►

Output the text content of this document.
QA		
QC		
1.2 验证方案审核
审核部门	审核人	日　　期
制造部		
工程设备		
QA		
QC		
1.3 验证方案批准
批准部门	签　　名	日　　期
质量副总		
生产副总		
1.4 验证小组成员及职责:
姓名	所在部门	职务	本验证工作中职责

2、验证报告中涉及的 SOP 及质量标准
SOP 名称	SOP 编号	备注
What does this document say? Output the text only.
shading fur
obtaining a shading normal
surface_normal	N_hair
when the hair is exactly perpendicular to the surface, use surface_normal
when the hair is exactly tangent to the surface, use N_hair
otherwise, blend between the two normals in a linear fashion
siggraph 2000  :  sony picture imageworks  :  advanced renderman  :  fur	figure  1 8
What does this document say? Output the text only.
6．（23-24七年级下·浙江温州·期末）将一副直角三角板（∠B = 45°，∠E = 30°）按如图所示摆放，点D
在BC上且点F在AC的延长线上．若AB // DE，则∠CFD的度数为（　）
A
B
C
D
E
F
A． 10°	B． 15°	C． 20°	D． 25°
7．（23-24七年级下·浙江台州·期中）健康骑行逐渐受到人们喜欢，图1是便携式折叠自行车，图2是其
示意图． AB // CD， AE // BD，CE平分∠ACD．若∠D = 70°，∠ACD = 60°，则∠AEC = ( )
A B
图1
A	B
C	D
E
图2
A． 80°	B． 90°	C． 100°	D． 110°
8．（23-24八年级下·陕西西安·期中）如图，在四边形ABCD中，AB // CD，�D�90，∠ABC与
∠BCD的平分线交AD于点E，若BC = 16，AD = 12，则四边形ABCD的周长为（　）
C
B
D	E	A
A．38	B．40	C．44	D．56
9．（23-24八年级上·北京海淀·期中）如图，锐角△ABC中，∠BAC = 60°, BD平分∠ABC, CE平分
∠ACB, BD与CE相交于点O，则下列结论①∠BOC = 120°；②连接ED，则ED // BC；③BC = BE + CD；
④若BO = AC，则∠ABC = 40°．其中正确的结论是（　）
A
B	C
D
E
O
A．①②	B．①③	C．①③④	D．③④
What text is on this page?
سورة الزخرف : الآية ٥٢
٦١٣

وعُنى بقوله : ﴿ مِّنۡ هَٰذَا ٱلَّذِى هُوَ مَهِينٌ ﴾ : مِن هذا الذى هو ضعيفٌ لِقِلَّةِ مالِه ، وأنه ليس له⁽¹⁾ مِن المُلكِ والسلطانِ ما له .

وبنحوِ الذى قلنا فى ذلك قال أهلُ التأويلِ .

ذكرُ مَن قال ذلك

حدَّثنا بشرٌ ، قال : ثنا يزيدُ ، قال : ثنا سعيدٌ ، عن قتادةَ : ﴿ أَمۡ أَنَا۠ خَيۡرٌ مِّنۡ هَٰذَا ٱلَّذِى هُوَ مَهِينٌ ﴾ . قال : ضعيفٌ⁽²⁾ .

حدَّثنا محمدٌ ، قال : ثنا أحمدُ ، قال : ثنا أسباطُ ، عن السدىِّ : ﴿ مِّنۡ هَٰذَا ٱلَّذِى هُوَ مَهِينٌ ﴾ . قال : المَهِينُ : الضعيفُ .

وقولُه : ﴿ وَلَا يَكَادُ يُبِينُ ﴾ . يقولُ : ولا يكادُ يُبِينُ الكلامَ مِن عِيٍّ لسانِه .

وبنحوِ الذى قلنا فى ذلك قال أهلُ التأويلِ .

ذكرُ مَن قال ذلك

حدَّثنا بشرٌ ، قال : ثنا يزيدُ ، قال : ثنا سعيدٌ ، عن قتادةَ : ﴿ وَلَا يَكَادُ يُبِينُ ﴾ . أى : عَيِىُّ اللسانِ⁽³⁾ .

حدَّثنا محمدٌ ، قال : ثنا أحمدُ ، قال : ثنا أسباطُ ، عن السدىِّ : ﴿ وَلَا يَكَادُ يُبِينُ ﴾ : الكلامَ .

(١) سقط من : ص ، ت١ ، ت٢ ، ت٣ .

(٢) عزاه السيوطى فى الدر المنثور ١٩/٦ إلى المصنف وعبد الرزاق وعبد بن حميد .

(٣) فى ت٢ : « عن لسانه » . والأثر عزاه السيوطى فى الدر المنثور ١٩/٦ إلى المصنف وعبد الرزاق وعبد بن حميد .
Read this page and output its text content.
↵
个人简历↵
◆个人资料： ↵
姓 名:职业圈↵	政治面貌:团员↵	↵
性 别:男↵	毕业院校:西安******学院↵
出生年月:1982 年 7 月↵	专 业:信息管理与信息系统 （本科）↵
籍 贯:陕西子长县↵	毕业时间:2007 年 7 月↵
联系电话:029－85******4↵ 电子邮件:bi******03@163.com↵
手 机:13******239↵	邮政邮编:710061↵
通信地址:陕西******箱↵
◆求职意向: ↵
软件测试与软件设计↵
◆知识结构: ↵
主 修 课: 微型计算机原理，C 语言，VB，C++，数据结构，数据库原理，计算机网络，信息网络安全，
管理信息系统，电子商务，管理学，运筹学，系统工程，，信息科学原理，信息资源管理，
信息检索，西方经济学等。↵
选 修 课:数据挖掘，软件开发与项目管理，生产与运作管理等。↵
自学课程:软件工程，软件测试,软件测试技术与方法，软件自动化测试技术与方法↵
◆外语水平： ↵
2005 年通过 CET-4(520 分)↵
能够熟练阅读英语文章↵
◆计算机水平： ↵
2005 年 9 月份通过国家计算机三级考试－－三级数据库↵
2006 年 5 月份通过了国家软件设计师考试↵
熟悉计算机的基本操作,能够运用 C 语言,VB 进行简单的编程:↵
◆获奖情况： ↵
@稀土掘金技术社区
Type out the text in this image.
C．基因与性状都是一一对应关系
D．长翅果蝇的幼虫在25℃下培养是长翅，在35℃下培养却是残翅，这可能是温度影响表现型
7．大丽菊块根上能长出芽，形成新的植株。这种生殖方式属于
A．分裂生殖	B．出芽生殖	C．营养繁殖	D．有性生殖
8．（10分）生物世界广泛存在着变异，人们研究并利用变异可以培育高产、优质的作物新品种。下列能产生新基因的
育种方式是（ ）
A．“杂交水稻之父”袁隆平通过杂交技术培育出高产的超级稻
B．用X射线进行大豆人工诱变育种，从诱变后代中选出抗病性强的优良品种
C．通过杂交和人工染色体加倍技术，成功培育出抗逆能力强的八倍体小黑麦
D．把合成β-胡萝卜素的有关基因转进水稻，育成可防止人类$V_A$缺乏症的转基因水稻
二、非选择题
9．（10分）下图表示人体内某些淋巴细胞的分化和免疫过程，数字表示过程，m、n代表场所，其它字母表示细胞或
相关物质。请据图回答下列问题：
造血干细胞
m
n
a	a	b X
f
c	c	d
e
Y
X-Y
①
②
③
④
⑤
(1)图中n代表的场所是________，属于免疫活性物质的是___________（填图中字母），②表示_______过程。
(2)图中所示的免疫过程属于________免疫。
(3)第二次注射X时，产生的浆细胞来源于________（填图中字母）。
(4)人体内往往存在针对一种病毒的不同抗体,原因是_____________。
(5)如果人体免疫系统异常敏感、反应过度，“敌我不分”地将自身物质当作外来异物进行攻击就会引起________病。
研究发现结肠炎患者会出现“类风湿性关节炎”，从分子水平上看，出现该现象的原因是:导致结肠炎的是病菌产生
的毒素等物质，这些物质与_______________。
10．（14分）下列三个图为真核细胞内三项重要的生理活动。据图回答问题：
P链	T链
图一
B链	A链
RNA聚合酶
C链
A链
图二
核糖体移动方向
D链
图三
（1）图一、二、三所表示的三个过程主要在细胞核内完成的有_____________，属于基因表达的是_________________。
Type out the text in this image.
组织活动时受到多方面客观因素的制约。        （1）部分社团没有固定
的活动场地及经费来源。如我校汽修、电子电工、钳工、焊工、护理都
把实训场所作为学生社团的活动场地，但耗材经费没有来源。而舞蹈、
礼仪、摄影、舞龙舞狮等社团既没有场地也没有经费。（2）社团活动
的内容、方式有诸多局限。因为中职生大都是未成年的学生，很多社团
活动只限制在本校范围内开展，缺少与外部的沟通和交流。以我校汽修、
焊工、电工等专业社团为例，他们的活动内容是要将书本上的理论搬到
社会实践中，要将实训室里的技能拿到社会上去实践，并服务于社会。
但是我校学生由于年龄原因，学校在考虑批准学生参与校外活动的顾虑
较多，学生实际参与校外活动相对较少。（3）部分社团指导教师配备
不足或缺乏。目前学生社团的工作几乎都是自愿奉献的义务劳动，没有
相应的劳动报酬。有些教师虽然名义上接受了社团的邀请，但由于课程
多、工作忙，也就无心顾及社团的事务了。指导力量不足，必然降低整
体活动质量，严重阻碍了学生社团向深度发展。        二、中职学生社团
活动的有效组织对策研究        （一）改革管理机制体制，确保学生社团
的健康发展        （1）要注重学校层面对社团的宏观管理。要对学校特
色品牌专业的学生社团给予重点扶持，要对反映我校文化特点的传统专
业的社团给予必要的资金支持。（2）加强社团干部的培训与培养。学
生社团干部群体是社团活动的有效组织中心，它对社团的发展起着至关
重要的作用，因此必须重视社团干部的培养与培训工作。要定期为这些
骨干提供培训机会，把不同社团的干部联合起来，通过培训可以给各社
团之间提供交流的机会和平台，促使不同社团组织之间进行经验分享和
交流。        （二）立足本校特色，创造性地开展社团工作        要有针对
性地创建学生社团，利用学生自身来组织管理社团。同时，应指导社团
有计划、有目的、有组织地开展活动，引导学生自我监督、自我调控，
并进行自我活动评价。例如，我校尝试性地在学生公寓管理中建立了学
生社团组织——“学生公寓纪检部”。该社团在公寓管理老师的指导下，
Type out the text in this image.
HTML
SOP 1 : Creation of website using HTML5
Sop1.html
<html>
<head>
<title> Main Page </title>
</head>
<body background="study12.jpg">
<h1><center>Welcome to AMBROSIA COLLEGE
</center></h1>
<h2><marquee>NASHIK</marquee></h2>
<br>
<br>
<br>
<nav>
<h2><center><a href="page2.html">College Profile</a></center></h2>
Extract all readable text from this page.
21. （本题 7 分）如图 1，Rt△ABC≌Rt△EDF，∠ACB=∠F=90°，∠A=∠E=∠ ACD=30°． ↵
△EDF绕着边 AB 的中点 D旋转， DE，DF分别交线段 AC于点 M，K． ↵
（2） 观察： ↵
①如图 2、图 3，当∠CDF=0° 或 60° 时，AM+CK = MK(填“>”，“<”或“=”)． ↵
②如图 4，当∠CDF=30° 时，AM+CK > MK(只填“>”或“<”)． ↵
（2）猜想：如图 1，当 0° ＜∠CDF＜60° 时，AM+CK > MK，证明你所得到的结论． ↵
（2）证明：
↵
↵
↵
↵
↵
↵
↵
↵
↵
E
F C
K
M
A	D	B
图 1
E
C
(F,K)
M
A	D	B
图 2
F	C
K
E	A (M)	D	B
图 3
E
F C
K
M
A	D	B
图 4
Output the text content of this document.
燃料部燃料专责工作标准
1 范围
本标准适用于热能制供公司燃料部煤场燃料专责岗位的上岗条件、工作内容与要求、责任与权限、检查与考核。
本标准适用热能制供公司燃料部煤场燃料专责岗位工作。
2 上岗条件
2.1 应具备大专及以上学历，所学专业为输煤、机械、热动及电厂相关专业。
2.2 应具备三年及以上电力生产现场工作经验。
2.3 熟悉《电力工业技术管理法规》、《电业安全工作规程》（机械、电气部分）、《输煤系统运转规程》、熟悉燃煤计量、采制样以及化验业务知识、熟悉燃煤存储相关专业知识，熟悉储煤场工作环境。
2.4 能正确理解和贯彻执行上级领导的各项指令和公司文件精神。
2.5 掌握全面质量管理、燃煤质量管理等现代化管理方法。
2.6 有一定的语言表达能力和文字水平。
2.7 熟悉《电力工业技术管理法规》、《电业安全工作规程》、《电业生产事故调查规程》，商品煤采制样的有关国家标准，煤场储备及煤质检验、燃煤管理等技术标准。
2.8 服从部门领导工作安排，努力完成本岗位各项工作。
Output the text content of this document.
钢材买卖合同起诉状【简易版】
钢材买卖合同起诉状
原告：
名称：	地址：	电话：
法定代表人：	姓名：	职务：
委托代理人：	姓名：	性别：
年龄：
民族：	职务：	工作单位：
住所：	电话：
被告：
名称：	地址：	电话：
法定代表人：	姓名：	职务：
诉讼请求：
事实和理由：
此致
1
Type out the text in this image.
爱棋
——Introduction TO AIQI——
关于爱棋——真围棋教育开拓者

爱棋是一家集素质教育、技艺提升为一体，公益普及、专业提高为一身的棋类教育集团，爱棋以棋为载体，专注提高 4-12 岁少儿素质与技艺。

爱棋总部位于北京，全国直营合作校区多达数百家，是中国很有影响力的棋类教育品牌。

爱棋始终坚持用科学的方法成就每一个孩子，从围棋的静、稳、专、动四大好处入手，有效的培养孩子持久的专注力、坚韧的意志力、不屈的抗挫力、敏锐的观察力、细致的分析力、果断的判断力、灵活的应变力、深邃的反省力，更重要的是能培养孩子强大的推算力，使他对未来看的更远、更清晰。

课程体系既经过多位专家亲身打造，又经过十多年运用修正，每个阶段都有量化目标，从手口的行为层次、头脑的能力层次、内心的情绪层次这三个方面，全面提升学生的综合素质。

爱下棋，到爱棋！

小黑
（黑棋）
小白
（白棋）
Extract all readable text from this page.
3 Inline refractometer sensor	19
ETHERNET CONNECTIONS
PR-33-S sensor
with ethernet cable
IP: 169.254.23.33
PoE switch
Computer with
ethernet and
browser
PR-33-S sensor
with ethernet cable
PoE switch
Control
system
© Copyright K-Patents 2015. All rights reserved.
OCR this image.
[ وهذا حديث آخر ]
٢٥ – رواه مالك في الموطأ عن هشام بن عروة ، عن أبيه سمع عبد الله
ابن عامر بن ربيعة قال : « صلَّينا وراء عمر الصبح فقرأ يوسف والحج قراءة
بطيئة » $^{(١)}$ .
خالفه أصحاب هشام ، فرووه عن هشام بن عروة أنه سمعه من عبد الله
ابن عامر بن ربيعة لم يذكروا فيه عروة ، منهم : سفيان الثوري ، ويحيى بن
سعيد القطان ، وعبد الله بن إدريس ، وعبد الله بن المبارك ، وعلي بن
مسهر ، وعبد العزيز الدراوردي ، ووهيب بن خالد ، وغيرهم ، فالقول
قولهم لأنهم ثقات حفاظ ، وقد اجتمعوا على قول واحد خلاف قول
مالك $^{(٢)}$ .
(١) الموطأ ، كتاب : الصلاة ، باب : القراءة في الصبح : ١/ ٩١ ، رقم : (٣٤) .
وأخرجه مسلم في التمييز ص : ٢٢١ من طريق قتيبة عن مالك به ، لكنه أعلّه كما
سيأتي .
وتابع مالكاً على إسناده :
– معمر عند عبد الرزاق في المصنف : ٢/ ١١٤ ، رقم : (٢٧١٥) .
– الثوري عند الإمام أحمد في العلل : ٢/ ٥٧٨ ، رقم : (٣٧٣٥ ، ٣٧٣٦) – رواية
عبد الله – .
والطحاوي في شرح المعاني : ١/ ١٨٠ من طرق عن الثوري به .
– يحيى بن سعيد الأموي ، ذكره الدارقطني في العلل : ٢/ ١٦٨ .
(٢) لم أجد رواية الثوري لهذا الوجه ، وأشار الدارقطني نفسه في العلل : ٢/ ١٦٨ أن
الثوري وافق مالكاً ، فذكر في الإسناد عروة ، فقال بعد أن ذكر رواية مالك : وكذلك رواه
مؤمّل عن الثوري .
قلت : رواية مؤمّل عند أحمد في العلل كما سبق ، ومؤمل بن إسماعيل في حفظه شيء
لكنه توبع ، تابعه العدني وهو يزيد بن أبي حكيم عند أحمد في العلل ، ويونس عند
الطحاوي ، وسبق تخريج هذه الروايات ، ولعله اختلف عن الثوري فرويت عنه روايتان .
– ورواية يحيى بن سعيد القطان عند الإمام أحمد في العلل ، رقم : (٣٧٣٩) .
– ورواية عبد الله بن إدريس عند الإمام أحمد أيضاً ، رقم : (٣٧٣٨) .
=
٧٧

◄

Brief - Copy each line of the records containing the string "الإمام".

Exercise response -
– الثوري عند الإمام أحمد في العلل : ٢/ ٥٧٨ ، رقم : (٣٧٣٥ ، ٣٧٣٦) – رواية
– ورواية يحيى بن سعيد القطان عند الإمام أحمد في العلل ، رقم : (٣٧٣٩) .
– ورواية عبد الله بن إدريس عند الإمام أحمد أيضاً ، رقم : (٣٧٣٨) .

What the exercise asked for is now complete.